** Start of Data for the task **

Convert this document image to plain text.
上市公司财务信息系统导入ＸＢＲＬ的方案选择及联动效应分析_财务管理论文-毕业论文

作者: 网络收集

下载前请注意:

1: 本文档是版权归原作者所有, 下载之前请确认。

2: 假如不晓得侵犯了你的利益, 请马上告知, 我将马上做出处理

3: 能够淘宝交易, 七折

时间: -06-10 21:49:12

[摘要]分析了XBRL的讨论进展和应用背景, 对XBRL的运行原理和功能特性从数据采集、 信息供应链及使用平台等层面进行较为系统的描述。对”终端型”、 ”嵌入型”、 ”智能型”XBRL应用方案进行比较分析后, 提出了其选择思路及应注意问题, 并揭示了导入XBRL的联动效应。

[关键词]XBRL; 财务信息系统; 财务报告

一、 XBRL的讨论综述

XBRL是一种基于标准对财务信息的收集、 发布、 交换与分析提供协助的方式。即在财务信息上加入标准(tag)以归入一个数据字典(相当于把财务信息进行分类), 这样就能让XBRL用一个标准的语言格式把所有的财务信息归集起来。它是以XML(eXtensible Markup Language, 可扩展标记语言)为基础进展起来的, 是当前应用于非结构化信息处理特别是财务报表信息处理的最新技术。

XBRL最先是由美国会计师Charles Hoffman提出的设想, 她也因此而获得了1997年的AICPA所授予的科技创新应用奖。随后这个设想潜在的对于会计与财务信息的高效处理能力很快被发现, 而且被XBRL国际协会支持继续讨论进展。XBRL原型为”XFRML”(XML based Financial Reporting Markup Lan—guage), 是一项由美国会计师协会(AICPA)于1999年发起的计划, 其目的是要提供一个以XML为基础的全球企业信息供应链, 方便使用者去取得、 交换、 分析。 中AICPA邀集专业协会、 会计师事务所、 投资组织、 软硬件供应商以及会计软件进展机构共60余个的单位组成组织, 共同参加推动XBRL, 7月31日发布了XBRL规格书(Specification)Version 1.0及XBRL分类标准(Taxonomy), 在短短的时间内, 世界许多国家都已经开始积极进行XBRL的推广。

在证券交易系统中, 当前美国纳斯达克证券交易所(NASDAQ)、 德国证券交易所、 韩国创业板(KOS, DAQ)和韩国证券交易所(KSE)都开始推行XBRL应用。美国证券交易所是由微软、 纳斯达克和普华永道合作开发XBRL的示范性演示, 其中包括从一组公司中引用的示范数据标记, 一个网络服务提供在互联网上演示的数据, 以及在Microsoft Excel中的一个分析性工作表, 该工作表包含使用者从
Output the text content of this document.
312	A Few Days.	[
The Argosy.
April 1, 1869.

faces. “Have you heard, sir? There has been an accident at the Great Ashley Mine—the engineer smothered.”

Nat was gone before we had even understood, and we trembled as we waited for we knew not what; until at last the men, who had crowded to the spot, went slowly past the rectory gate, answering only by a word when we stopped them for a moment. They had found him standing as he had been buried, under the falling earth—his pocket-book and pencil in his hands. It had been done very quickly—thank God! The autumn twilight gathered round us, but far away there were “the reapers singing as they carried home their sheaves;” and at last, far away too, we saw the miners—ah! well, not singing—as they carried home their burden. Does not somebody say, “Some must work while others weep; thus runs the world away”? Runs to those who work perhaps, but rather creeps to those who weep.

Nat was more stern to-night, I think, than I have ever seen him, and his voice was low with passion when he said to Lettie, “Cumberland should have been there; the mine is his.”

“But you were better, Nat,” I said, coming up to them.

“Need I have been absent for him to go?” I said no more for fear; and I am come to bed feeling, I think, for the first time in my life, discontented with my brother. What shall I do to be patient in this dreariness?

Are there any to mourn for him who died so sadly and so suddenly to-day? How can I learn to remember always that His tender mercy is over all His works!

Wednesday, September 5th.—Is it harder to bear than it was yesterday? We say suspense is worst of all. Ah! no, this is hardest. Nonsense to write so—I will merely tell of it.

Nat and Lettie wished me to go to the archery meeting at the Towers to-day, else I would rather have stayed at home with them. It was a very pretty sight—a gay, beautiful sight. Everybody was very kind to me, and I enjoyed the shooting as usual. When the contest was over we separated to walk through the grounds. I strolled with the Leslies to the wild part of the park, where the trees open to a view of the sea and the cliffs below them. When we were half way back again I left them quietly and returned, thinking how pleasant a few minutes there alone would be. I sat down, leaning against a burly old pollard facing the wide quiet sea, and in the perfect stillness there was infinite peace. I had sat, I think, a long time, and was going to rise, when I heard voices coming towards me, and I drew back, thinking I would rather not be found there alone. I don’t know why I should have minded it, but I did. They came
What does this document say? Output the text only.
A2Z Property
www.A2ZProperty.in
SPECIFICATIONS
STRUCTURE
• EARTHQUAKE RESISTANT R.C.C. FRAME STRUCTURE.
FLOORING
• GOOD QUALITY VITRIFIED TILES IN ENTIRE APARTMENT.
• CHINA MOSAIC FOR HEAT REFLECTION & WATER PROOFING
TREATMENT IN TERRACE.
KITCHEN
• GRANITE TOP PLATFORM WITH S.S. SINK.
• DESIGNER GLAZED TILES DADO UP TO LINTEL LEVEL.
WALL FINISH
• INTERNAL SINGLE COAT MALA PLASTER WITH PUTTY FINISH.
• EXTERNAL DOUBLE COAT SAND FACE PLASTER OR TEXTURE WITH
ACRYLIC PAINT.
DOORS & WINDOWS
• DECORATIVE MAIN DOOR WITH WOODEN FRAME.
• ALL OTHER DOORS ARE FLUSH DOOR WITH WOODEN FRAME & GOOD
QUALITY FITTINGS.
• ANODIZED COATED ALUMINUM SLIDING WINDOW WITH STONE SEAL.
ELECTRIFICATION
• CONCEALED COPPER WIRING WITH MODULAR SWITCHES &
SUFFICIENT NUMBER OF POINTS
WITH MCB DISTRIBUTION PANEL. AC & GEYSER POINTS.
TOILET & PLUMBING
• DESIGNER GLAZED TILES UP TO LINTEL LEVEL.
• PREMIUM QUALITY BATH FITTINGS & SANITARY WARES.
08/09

** End of Data for the task **

# Goal of the exercise:
Repeat the material above in full, quoting it exactly.

# Problem solution:
Convert this document image to plain text.
上市公司财务信息系统导入ＸＢＲＬ的方案选择及联动效应分析_财务管理论文-毕业论文

作者: 网络收集

下载前请注意:

1: 本文档是版权归原作者所有, 下载之前请确认。

2: 假如不晓得侵犯了你的利益, 请马上告知, 我将马上做出处理

3: 能够淘宝交易, 七折

时间: -06-10 21:49:12

[摘要]分析了XBRL的讨论进展和应用背景, 对XBRL的运行原理和功能特性从数据采集、 信息供应链及使用平台等层面进行较为系统的描述。对”终端型”、 ”嵌入型”、 ”智能型”XBRL应用方案进行比较分析后, 提出了其选择思路及应注意问题, 并揭示了导入XBRL的联动效应。

[关键词]XBRL; 财务信息系统; 财务报告

一、 XBRL的讨论综述

XBRL是一种基于标准对财务信息的收集、 发布、 交换与分析提供协助的方式。即在财务信息上加入标准(tag)以归入一个数据字典(相当于把财务信息进行分类), 这样就能让XBRL用一个标准的语言格式把所有的财务信息归集起来。它是以XML(eXtensible Markup Language, 可扩展标记语言)为基础进展起来的, 是当前应用于非结构化信息处理特别是财务报表信息处理的最新技术。

XBRL最先是由美国会计师Charles Hoffman提出的设想, 她也因此而获得了1997年的AICPA所授予的科技创新应用奖。随后这个设想潜在的对于会计与财务信息的高效处理能力很快被发现, 而且被XBRL国际协会支持继续讨论进展。XBRL原型为”XFRML”(XML based Financial Reporting Markup Lan—guage), 是一项由美国会计师协会(AICPA)于1999年发起的计划, 其目的是要提供一个以XML为基础的全球企业信息供应链, 方便使用者去取得、 交换、 分析。 中AICPA邀集专业协会、 会计师事务所、 投资组织、 软硬件供应商以及会计软件进展机构共60余个的单位组成组织, 共同参加推动XBRL, 7月31日发布了XBRL规格书(Specification)Version 1.0及XBRL分类标准(Taxonomy), 在短短的时间内, 世界许多国家都已经开始积极进行XBRL的推广。

在证券交易系统中, 当前美国纳斯达克证券交易所(NASDAQ)、 德国证券交易所、 韩国创业板(KOS, DAQ)和韩国证券交易所(KSE)都开始推行XBRL应用。美国证券交易所是由微软、 纳斯达克和普华永道合作开发XBRL的示范性演示, 其中包括从一组公司中引用的示范数据标记, 一个网络服务提供在互联网上演示的数据, 以及在Microsoft Excel中的一个分析性工作表, 该工作表包含使用者从
Output the text content of this document.
312	A Few Days.	[
The Argosy.
April 1, 1869.

faces. “Have you heard, sir? There has been an accident at the Great Ashley Mine—the engineer smothered.”

Nat was gone before we had even understood, and we trembled as we waited for we knew not what; until at last the men, who had crowded to the spot, went slowly past the rectory gate, answering only by a word when we stopped them for a moment. They had found him standing as he had been buried, under the falling earth—his pocket-book and pencil in his hands. It had been done very quickly—thank God! The autumn twilight gathered round us, but far away there were “the reapers singing as they carried home their sheaves;” and at last, far away too, we saw the miners—ah! well, not singing—as they carried home their burden. Does not somebody say, “Some must work while others weep; thus runs the world away”? Runs to those who work perhaps, but rather creeps to those who weep.

Nat was more stern to-night, I think, than I have ever seen him, and his voice was low with passion when he said to Lettie, “Cumberland should have been there; the mine is his.”

“But you were better, Nat,” I said, coming up to them.

“Need I have been absent for him to go?” I said no more for fear; and I am come to bed feeling, I think, for the first time in my life, discontented with my brother. What shall I do to be patient in this dreariness?

Are there any to mourn for him who died so sadly and so suddenly to-day? How can I learn to remember always that His tender mercy is over all His works!

Wednesday, September 5th.—Is it harder to bear than it was yesterday? We say suspense is worst of all. Ah! no, this is hardest. Nonsense to write so—I will merely tell of it.

Nat and Lettie wished me to go to the archery meeting at the Towers to-day, else I would rather have stayed at home with them. It was a very pretty sight—a gay, beautiful sight. Everybody was very kind to me, and I enjoyed the shooting as usual. When the contest was over we separated to walk through the grounds. I strolled with the Leslies to the wild part of the park, where the trees open to a view of the sea and the cliffs below them. When we were half way back again I left them quietly and returned, thinking how pleasant a few minutes there alone would be. I sat down, leaning against a burly old pollard facing the wide quiet sea, and in the perfect stillness there was infinite peace. I had sat, I think, a long time, and was going to rise, when I heard voices coming towards me, and I drew back, thinking I would rather not be found there alone. I don’t know why I should have minded it, but I did. They came
What does this document say? Output the text only.
A2Z Property
www.A2ZProperty.in
SPECIFICATIONS
STRUCTURE
• EARTHQUAKE RESISTANT R.C.C. FRAME STRUCTURE.
FLOORING
• GOOD QUALITY VITRIFIED TILES IN ENTIRE APARTMENT.
• CHINA MOSAIC FOR HEAT REFLECTION & WATER PROOFING
TREATMENT IN TERRACE.
KITCHEN
• GRANITE TOP PLATFORM WITH S.S. SINK.
• DESIGNER GLAZED TILES DADO UP TO LINTEL LEVEL.
WALL FINISH
• INTERNAL SINGLE COAT MALA PLASTER WITH PUTTY FINISH.
• EXTERNAL DOUBLE COAT SAND FACE PLASTER OR TEXTURE WITH
ACRYLIC PAINT.
DOORS & WINDOWS
• DECORATIVE MAIN DOOR WITH WOODEN FRAME.
• ALL OTHER DOORS ARE FLUSH DOOR WITH WOODEN FRAME & GOOD
QUALITY FITTINGS.
• ANODIZED COATED ALUMINUM SLIDING WINDOW WITH STONE SEAL.
ELECTRIFICATION
• CONCEALED COPPER WIRING WITH MODULAR SWITCHES &
SUFFICIENT NUMBER OF POINTS
WITH MCB DISTRIBUTION PANEL. AC & GEYSER POINTS.
TOILET & PLUMBING
• DESIGNER GLAZED TILES UP TO LINTEL LEVEL.
• PREMIUM QUALITY BATH FITTINGS & SANITARY WARES.
08/09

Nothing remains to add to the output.